▶ _SET TASK_: What follows is a listing; give it again exactly, in its entirety.
┄┄┄┄┄┄
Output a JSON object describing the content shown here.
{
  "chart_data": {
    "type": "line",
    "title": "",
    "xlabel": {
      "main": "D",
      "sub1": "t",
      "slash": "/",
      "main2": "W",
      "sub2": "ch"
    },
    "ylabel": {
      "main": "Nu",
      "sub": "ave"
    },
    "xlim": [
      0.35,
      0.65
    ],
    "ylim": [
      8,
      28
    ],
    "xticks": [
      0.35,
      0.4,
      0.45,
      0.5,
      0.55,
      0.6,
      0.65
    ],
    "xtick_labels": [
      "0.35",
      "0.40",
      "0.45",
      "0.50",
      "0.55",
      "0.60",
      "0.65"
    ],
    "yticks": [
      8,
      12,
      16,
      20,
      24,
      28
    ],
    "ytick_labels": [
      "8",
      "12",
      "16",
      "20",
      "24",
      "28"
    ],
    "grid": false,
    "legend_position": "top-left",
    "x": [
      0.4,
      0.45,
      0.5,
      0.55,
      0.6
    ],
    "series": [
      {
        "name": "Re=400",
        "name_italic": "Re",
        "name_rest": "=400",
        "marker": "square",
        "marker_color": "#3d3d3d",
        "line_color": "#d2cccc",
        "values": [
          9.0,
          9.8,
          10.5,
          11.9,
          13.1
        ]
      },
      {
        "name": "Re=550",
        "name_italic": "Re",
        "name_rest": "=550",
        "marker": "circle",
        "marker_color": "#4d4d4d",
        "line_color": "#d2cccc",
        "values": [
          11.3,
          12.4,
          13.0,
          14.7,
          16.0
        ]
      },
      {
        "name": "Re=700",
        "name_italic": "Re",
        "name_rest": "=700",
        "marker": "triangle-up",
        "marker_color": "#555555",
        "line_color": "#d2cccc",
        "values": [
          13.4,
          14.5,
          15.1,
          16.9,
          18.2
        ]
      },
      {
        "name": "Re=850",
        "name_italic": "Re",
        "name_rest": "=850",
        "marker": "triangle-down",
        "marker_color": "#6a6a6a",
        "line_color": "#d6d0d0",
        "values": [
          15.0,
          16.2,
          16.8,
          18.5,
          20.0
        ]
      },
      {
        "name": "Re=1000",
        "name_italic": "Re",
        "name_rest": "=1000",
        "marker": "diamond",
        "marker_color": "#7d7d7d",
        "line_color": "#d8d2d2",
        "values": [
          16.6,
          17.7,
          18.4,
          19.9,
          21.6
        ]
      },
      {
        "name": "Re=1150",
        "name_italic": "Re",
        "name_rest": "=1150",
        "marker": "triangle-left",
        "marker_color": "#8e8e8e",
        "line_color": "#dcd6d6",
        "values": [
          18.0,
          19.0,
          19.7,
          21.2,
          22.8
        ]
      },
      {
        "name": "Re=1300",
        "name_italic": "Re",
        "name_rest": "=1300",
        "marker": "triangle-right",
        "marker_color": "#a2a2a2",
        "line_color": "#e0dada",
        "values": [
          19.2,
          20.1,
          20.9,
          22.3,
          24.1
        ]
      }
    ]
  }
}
┄┄┄┄┄┄
▶ _RESPONSE TO THE EXERCISE_:
Output a JSON object describing the content shown here.
{
  "chart_data": {
    "type": "line",
    "title": "",
    "xlabel": {
      "main": "D",
      "sub1": "t",
      "slash": "/",
      "main2": "W",
      "sub2": "ch"
    },
    "ylabel": {
      "main": "Nu",
      "sub": "ave"
    },
    "xlim": [
      0.35,
      0.65
    ],
    "ylim": [
      8,
      28
    ],
    "xticks": [
      0.35,
      0.4,
      0.45,
      0.5,
      0.55,
      0.6,
      0.65
    ],
    "xtick_labels": [
      "0.35",
      "0.40",
      "0.45",
      "0.50",
      "0.55",
      "0.60",
      "0.65"
    ],
    "yticks": [
      8,
      12,
      16,
      20,
      24,
      28
    ],
    "ytick_labels": [
      "8",
      "12",
      "16",
      "20",
      "24",
      "28"
    ],
    "grid": false,
    "legend_position": "top-left",
    "x": [
      0.4,
      0.45,
      0.5,
      0.55,
      0.6
    ],
    "series": [
      {
        "name": "Re=400",
        "name_italic": "Re",
        "name_rest": "=400",
        "marker": "square",
        "marker_color": "#3d3d3d",
        "line_color": "#d2cccc",
        "values": [
          9.0,
          9.8,
          10.5,
          11.9,
          13.1
        ]
      },
      {
        "name": "Re=550",
        "name_italic": "Re",
        "name_rest": "=550",
        "marker": "circle",
        "marker_color": "#4d4d4d",
        "line_color": "#d2cccc",
        "values": [
          11.3,
          12.4,
          13.0,
          14.7,
          16.0
        ]
      },
      {
        "name": "Re=700",
        "name_italic": "Re",
        "name_rest": "=700",
        "marker": "triangle-up",
        "marker_color": "#555555",
        "line_color": "#d2cccc",
        "values": [
          13.4,
          14.5,
          15.1,
          16.9,
          18.2
        ]
      },
      {
        "name": "Re=850",
        "name_italic": "Re",
        "name_rest": "=850",
        "marker": "triangle-down",
        "marker_color": "#6a6a6a",
        "line_color": "#d6d0d0",
        "values": [
          15.0,
          16.2,
          16.8,
          18.5,
          20.0
        ]
      },
      {
        "name": "Re=1000",
        "name_italic": "Re",
        "name_rest": "=1000",
        "marker": "diamond",
        "marker_color": "#7d7d7d",
        "line_color": "#d8d2d2",
        "values": [
          16.6,
          17.7,
          18.4,
          19.9,
          21.6
        ]
      },
      {
        "name": "Re=1150",
        "name_italic": "Re",
        "name_rest": "=1150",
        "marker": "triangle-left",
        "marker_color": "#8e8e8e",
        "line_color": "#dcd6d6",
        "values": [
          18.0,
          19.0,
          19.7,
          21.2,
          22.8
        ]
      },
      {
        "name": "Re=1300",
        "name_italic": "Re",
        "name_rest": "=1300",
        "marker": "triangle-right",
        "marker_color": "#a2a2a2",
        "line_color": "#e0dada",
        "values": [
          19.2,
          20.1,
          20.9,
          22.3,
          24.1
        ]
      }
    ]
  }
}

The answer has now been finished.